Records from a data source
......

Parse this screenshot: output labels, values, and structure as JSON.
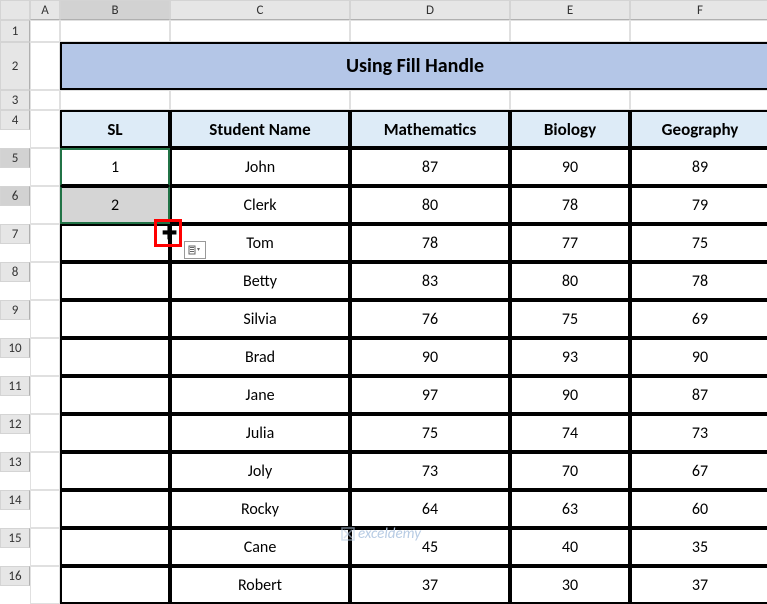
{
  "columns": [
    "A",
    "B",
    "C",
    "D",
    "E",
    "F"
  ],
  "row_numbers": [
    1,
    2,
    3,
    4,
    5,
    6,
    7,
    8,
    9,
    10,
    11,
    12,
    13,
    14,
    15,
    16
  ],
  "title": "Using Fill Handle",
  "headers": {
    "sl": "SL",
    "name": "Student Name",
    "math": "Mathematics",
    "bio": "Biology",
    "geo": "Geography"
  },
  "rows": [
    {
      "sl": "1",
      "name": "John",
      "math": "87",
      "bio": "90",
      "geo": "89"
    },
    {
      "sl": "2",
      "name": "Clerk",
      "math": "80",
      "bio": "78",
      "geo": "79"
    },
    {
      "sl": "",
      "name": "Tom",
      "math": "78",
      "bio": "77",
      "geo": "75"
    },
    {
      "sl": "",
      "name": "Betty",
      "math": "83",
      "bio": "80",
      "geo": "78"
    },
    {
      "sl": "",
      "name": "Silvia",
      "math": "76",
      "bio": "75",
      "geo": "69"
    },
    {
      "sl": "",
      "name": "Brad",
      "math": "90",
      "bio": "93",
      "geo": "90"
    },
    {
      "sl": "",
      "name": "Jane",
      "math": "97",
      "bio": "90",
      "geo": "87"
    },
    {
      "sl": "",
      "name": "Julia",
      "math": "75",
      "bio": "74",
      "geo": "73"
    },
    {
      "sl": "",
      "name": "Joly",
      "math": "73",
      "bio": "70",
      "geo": "67"
    },
    {
      "sl": "",
      "name": "Rocky",
      "math": "64",
      "bio": "63",
      "geo": "60"
    },
    {
      "sl": "",
      "name": "Cane",
      "math": "45",
      "bio": "40",
      "geo": "35"
    },
    {
      "sl": "",
      "name": "Robert",
      "math": "37",
      "bio": "30",
      "geo": "37"
    }
  ],
  "watermark": "exceldemy",
  "chart_data": {
    "type": "table",
    "title": "Using Fill Handle",
    "columns": [
      "SL",
      "Student Name",
      "Mathematics",
      "Biology",
      "Geography"
    ],
    "rows": [
      [
        1,
        "John",
        87,
        90,
        89
      ],
      [
        2,
        "Clerk",
        80,
        78,
        79
      ],
      [
        null,
        "Tom",
        78,
        77,
        75
      ],
      [
        null,
        "Betty",
        83,
        80,
        78
      ],
      [
        null,
        "Silvia",
        76,
        75,
        69
      ],
      [
        null,
        "Brad",
        90,
        93,
        90
      ],
      [
        null,
        "Jane",
        97,
        90,
        87
      ],
      [
        null,
        "Julia",
        75,
        74,
        73
      ],
      [
        null,
        "Joly",
        73,
        70,
        67
      ],
      [
        null,
        "Rocky",
        64,
        63,
        60
      ],
      [
        null,
        "Cane",
        45,
        40,
        35
      ],
      [
        null,
        "Robert",
        37,
        30,
        37
      ]
    ]
  }
}
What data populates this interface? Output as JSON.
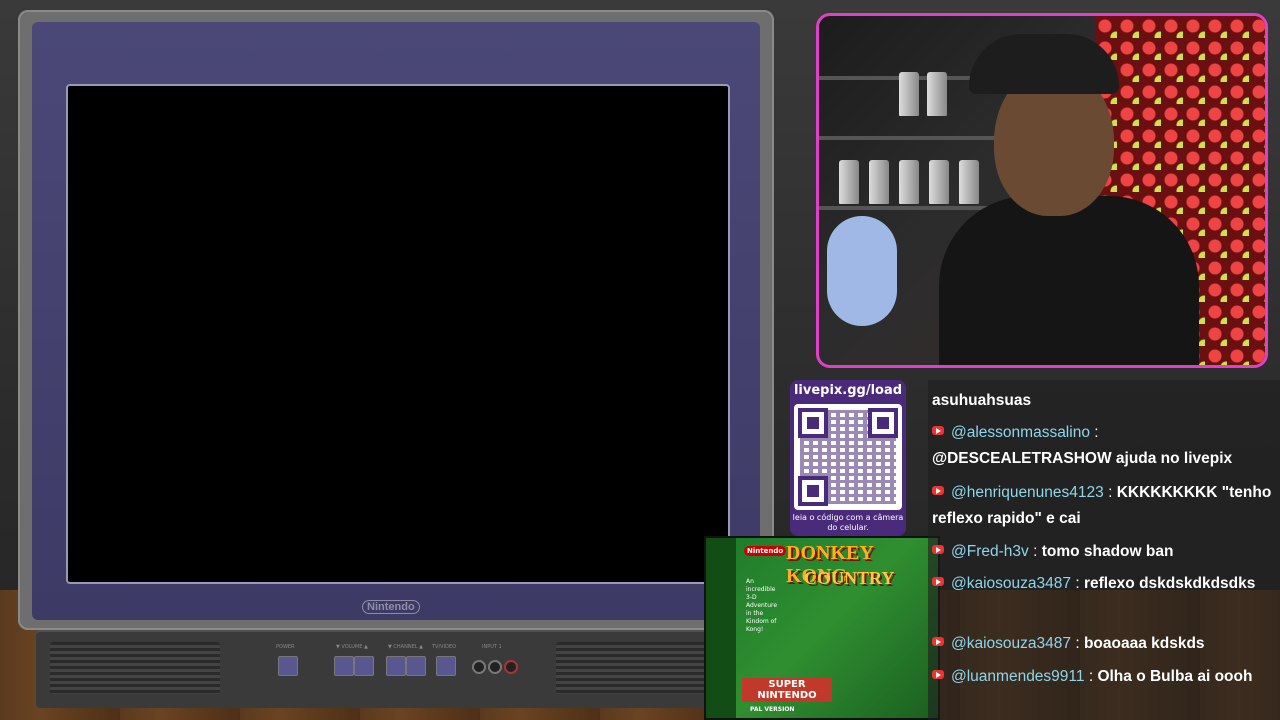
{
  "tv": {
    "brand": "Nintendo"
  },
  "tv_controls": {
    "power": "POWER",
    "volume": "▼ VOLUME ▲",
    "channel": "▼ CHANNEL ▲",
    "tv_video": "TV/VIDEO",
    "input": "INPUT 1"
  },
  "qr": {
    "url": "livepix.gg/load",
    "caption": "leia o código com a câmera do celular."
  },
  "gamebox": {
    "publisher": "Nintendo",
    "title_line1": "DONKEY KONG",
    "title_line2": "COUNTRY",
    "blurb": "An incredible 3-D Adventure in the Kindom of Kong!",
    "platform": "SUPER NINTENDO",
    "region": "PAL VERSION"
  },
  "chat": {
    "messages": [
      {
        "user": "",
        "text": "asuhuahsuas"
      },
      {
        "user": "@alessonmassalino",
        "text": "@DESCEALETRASHOW ajuda no livepix"
      },
      {
        "user": "@henriquenunes4123",
        "text": "KKKKKKKKK \"tenho reflexo rapido\" e cai"
      },
      {
        "user": "@Fred-h3v",
        "text": "tomo shadow ban"
      },
      {
        "user": "@kaiosouza3487",
        "text": "reflexo dskdskdkdsdks"
      },
      {
        "user": "@kaiosouza3487",
        "text": "boaoaaa kdskds"
      },
      {
        "user": "@luanmendes9911",
        "text": "Olha o Bulba ai oooh"
      }
    ]
  },
  "colors": {
    "webcam_border": "#e040c8",
    "username": "#8fd6ea",
    "qr_bg": "#4a2a7a"
  }
}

......

• _What you will do_: Retype each record exactly as it stands, but do not include the pictures.

• _Full response_:
Parse this screenshot: output labels, values, and structure as JSON.
{
  "columns": [
    "A",
    "B",
    "C",
    "D",
    "E",
    "F"
  ],
  "row_numbers": [
    1,
    2,
    3,
    4,
    5,
    6,
    7,
    8,
    9,
    10,
    11,
    12,
    13,
    14,
    15,
    16
  ],
  "title": "Using Fill Handle",
  "headers": {
    "sl": "SL",
    "name": "Student Name",
    "math": "Mathematics",
    "bio": "Biology",
    "geo": "Geography"
  },
  "rows": [
    {
      "sl": "1",
      "name": "John",
      "math": "87",
      "bio": "90",
      "geo": "89"
    },
    {
      "sl": "2",
      "name": "Clerk",
      "math": "80",
      "bio": "78",
      "geo": "79"
    },
    {
      "sl": "",
      "name": "Tom",
      "math": "78",
      "bio": "77",
      "geo": "75"
    },
    {
      "sl": "",
      "name": "Betty",
      "math": "83",
      "bio": "80",
      "geo": "78"
    },
    {
      "sl": "",
      "name": "Silvia",
      "math": "76",
      "bio": "75",
      "geo": "69"
    },
    {
      "sl": "",
      "name": "Brad",
      "math": "90",
      "bio": "93",
      "geo": "90"
    },
    {
      "sl": "",
      "name": "Jane",
      "math": "97",
      "bio": "90",
      "geo": "87"
    },
    {
      "sl": "",
      "name": "Julia",
      "math": "75",
      "bio": "74",
      "geo": "73"
    },
    {
      "sl": "",
      "name": "Joly",
      "math": "73",
      "bio": "70",
      "geo": "67"
    },
    {
      "sl": "",
      "name": "Rocky",
      "math": "64",
      "bio": "63",
      "geo": "60"
    },
    {
      "sl": "",
      "name": "Cane",
      "math": "45",
      "bio": "40",
      "geo": "35"
    },
    {
      "sl": "",
      "name": "Robert",
      "math": "37",
      "bio": "30",
      "geo": "37"
    }
  ],
  "watermark": "exceldemy",
  "chart_data": {
    "type": "table",
    "title": "Using Fill Handle",
    "columns": [
      "SL",
      "Student Name",
      "Mathematics",
      "Biology",
      "Geography"
    ],
    "rows": [
      [
        1,
        "John",
        87,
        90,
        89
      ],
      [
        2,
        "Clerk",
        80,
        78,
        79
      ],
      [
        null,
        "Tom",
        78,
        77,
        75
      ],
      [
        null,
        "Betty",
        83,
        80,
        78
      ],
      [
        null,
        "Silvia",
        76,
        75,
        69
      ],
      [
        null,
        "Brad",
        90,
        93,
        90
      ],
      [
        null,
        "Jane",
        97,
        90,
        87
      ],
      [
        null,
        "Julia",
        75,
        74,
        73
      ],
      [
        null,
        "Joly",
        73,
        70,
        67
      ],
      [
        null,
        "Rocky",
        64,
        63,
        60
      ],
      [
        null,
        "Cane",
        45,
        40,
        35
      ],
      [
        null,
        "Robert",
        37,
        30,
        37
      ]
    ]
  }
}
What data populates this interface? Output as JSON.
{
  "tv": {
    "brand": "Nintendo"
  },
  "tv_controls": {
    "power": "POWER",
    "volume": "▼ VOLUME ▲",
    "channel": "▼ CHANNEL ▲",
    "tv_video": "TV/VIDEO",
    "input": "INPUT 1"
  },
  "qr": {
    "url": "livepix.gg/load",
    "caption": "leia o código com a câmera do celular."
  },
  "gamebox": {
    "publisher": "Nintendo",
    "title_line1": "DONKEY KONG",
    "title_line2": "COUNTRY",
    "blurb": "An incredible 3-D Adventure in the Kindom of Kong!",
    "platform": "SUPER NINTENDO",
    "region": "PAL VERSION"
  },
  "chat": {
    "messages": [
      {
        "user": "",
        "text": "asuhuahsuas"
      },
      {
        "user": "@alessonmassalino",
        "text": "@DESCEALETRASHOW ajuda no livepix"
      },
      {
        "user": "@henriquenunes4123",
        "text": "KKKKKKKKK \"tenho reflexo rapido\" e cai"
      },
      {
        "user": "@Fred-h3v",
        "text": "tomo shadow ban"
      },
      {
        "user": "@kaiosouza3487",
        "text": "reflexo dskdskdkdsdks"
      },
      {
        "user": "@kaiosouza3487",
        "text": "boaoaaa kdskds"
      },
      {
        "user": "@luanmendes9911",
        "text": "Olha o Bulba ai oooh"
      }
    ]
  },
  "colors": {
    "webcam_border": "#e040c8",
    "username": "#8fd6ea",
    "qr_bg": "#4a2a7a"
  }
}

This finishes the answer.